-- begin --
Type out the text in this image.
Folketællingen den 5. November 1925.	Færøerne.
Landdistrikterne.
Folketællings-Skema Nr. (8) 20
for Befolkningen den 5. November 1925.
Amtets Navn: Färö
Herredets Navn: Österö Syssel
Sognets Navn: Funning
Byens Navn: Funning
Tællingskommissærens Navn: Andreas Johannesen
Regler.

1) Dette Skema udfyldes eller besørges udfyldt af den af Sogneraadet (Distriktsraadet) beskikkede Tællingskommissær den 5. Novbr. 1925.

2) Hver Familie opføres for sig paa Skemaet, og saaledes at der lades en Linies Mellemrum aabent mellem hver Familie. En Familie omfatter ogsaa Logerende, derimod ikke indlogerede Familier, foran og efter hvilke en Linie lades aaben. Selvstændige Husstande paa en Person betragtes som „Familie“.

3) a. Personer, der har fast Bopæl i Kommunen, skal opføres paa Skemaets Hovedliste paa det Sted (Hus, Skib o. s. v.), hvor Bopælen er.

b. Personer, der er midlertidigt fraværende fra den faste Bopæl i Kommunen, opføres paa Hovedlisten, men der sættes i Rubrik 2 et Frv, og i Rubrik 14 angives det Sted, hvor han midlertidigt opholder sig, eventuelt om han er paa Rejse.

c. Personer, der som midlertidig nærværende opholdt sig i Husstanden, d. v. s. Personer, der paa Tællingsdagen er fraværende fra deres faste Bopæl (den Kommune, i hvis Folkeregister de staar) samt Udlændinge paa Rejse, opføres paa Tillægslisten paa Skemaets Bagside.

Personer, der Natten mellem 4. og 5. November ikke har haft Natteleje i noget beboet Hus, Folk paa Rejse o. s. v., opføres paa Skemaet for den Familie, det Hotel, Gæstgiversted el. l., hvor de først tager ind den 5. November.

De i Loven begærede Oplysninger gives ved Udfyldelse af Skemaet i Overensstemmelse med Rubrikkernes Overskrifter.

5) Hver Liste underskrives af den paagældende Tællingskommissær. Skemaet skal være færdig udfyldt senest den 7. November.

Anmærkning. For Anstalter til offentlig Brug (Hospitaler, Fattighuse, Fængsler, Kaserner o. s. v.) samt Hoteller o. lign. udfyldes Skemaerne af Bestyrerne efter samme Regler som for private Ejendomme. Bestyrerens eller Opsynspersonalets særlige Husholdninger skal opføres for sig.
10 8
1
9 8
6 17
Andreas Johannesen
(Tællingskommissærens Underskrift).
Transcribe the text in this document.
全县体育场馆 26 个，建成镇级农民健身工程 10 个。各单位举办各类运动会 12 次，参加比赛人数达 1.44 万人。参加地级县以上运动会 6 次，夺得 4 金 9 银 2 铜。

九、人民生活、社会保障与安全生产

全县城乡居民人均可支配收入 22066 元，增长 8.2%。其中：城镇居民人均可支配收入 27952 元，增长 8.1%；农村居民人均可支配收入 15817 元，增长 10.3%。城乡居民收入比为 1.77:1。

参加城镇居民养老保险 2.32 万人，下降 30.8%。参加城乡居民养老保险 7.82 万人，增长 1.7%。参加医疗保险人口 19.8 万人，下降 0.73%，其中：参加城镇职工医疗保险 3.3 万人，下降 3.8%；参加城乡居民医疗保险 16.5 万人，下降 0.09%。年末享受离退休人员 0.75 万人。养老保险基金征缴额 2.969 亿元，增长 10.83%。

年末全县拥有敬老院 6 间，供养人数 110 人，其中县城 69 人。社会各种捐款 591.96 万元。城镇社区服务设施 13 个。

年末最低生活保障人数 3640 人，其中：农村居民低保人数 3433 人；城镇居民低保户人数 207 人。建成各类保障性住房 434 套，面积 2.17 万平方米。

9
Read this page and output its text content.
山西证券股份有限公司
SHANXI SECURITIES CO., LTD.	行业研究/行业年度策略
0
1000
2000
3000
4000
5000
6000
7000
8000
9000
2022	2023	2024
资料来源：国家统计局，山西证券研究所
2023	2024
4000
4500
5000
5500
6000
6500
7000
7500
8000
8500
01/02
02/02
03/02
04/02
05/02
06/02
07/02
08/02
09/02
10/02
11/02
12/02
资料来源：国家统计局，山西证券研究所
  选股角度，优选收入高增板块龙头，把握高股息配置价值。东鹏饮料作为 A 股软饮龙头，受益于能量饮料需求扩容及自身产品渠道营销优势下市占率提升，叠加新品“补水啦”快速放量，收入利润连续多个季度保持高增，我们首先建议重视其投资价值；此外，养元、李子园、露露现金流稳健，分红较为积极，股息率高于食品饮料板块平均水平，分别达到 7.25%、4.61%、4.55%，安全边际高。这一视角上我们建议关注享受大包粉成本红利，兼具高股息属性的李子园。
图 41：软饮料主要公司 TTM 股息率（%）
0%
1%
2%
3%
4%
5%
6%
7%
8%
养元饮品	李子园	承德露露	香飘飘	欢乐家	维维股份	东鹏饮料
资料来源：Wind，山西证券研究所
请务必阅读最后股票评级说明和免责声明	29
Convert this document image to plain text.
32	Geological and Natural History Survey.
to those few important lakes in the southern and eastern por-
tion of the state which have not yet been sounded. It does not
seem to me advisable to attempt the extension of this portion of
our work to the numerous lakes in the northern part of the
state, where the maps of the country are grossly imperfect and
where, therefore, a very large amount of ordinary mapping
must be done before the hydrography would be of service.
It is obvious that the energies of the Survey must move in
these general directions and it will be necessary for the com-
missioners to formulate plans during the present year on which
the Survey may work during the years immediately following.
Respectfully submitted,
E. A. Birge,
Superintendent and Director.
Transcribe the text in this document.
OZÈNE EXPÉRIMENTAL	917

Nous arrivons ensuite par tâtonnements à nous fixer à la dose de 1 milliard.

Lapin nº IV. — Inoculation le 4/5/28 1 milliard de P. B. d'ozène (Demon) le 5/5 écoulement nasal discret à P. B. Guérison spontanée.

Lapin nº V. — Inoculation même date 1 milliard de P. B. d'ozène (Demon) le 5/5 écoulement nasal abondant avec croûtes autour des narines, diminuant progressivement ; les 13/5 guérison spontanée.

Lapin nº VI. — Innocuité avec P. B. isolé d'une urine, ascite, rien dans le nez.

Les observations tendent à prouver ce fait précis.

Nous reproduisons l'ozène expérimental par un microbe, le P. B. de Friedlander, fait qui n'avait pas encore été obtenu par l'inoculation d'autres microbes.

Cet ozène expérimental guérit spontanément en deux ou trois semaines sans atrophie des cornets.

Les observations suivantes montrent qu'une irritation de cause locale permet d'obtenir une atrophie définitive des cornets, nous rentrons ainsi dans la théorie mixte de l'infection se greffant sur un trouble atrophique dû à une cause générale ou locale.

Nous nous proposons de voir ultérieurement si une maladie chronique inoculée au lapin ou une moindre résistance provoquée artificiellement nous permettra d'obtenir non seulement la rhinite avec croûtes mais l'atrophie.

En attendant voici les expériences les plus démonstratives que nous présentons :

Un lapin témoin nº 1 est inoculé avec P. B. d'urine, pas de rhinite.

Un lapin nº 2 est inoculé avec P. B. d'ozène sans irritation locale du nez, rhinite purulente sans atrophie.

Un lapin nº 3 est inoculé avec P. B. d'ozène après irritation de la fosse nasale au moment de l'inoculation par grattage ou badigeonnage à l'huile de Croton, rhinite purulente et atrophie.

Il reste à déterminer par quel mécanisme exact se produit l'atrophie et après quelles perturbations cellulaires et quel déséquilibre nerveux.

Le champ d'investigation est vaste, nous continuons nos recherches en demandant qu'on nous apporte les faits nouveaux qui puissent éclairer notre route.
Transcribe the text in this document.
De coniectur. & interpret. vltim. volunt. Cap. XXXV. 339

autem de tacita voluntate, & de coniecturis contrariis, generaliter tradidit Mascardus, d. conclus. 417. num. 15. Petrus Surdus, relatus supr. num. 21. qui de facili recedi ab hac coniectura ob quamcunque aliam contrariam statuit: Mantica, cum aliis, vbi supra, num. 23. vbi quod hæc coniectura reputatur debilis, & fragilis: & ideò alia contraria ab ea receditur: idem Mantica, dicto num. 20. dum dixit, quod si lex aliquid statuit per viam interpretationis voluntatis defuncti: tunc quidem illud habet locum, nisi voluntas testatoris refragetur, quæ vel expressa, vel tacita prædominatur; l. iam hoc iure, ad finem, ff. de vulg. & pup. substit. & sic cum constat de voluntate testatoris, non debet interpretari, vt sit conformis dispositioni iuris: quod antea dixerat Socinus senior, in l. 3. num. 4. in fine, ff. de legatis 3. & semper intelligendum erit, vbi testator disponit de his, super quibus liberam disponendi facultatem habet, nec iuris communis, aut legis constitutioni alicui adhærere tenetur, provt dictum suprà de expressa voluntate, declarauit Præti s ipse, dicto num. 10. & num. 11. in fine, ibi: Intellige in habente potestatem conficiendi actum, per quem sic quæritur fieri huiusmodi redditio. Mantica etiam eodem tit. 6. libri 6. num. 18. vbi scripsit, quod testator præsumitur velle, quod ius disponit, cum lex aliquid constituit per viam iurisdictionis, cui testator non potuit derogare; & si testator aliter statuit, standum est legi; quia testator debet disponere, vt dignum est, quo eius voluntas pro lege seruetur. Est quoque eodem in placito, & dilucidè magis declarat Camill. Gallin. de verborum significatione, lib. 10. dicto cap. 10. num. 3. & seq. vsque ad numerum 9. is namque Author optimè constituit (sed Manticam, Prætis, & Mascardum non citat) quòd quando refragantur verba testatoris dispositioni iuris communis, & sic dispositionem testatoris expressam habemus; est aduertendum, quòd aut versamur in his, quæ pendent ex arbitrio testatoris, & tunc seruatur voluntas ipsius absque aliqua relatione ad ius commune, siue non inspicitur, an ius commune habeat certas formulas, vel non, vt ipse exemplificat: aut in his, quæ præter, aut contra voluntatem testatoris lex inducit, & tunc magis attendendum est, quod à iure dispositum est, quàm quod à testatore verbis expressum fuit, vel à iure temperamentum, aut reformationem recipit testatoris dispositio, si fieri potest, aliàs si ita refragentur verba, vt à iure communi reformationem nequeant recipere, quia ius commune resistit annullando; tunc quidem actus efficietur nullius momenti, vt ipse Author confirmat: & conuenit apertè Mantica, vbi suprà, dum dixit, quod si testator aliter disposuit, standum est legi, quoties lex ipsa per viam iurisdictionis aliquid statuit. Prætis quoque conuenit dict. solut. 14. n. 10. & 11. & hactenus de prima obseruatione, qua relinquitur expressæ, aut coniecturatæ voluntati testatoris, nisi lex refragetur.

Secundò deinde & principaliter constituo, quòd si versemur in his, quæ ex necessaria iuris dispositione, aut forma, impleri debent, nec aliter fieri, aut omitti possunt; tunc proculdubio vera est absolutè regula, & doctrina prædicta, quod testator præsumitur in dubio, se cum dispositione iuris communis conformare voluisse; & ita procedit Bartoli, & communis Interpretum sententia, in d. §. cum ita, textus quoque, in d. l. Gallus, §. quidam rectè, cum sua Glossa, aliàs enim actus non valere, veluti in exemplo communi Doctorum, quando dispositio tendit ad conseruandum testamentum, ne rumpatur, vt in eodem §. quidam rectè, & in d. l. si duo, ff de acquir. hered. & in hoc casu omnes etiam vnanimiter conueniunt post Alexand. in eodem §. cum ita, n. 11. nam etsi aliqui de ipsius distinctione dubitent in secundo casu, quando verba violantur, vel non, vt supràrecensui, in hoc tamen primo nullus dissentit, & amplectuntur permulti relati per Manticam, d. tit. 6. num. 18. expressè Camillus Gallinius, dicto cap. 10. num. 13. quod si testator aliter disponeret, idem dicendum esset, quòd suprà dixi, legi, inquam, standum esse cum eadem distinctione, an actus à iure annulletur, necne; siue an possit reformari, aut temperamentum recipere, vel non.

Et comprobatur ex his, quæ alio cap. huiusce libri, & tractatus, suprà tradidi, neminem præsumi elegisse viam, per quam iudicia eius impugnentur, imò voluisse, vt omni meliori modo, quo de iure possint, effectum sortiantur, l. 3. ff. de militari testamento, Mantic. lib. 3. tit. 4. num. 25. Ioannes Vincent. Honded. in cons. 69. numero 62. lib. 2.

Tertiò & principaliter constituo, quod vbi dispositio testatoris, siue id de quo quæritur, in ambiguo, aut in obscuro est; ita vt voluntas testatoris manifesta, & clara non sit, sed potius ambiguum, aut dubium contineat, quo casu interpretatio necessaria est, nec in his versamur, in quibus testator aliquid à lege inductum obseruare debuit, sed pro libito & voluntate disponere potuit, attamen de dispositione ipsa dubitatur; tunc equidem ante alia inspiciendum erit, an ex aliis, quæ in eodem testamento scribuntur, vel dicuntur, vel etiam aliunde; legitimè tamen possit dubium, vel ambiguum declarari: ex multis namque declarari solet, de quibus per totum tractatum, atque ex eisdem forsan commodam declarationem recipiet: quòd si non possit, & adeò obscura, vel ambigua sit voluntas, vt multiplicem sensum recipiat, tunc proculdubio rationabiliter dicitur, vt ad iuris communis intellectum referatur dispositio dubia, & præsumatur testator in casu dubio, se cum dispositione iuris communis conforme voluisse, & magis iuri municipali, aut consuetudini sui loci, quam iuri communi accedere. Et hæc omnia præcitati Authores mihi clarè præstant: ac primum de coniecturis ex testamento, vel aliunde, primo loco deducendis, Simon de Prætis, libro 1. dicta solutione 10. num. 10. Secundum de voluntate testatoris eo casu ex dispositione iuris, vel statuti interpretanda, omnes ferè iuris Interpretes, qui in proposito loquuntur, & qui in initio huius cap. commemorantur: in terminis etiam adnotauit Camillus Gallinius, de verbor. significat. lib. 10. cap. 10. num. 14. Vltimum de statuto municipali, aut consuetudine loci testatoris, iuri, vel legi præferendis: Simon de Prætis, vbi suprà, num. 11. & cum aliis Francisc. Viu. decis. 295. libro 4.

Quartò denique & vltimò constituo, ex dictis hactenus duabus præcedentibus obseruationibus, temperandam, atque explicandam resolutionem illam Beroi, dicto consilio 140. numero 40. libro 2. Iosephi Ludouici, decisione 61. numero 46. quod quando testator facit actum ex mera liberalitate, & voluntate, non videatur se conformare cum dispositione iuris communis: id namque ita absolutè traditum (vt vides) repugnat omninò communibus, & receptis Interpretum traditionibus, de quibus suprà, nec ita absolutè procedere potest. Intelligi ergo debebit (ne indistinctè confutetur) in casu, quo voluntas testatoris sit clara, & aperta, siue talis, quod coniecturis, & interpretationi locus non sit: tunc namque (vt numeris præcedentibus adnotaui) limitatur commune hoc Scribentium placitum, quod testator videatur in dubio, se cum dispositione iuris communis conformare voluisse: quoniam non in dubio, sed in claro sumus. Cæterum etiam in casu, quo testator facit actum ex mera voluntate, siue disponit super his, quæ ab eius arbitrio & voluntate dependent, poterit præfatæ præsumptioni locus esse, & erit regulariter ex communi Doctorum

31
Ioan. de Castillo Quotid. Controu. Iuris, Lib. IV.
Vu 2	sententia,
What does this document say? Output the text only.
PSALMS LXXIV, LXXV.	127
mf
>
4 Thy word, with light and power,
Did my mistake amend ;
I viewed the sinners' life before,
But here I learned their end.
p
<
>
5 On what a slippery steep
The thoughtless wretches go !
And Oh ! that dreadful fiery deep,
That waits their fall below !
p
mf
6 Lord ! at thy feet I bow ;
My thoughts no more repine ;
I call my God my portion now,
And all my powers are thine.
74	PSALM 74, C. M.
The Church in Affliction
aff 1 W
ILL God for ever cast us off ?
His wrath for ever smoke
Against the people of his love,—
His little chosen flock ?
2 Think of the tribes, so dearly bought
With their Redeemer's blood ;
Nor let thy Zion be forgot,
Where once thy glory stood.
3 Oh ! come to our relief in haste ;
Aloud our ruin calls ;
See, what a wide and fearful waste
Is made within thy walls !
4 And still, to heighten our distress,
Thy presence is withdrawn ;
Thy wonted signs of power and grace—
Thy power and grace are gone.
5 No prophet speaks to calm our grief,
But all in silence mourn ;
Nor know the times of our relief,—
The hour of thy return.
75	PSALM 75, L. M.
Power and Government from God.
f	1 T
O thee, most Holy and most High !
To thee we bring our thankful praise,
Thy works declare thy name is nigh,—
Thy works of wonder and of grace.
-- end --
* **Aim**
Looking at the material above, count the lines that hold "Rejse" and give the total alone.

* **Full solution**
3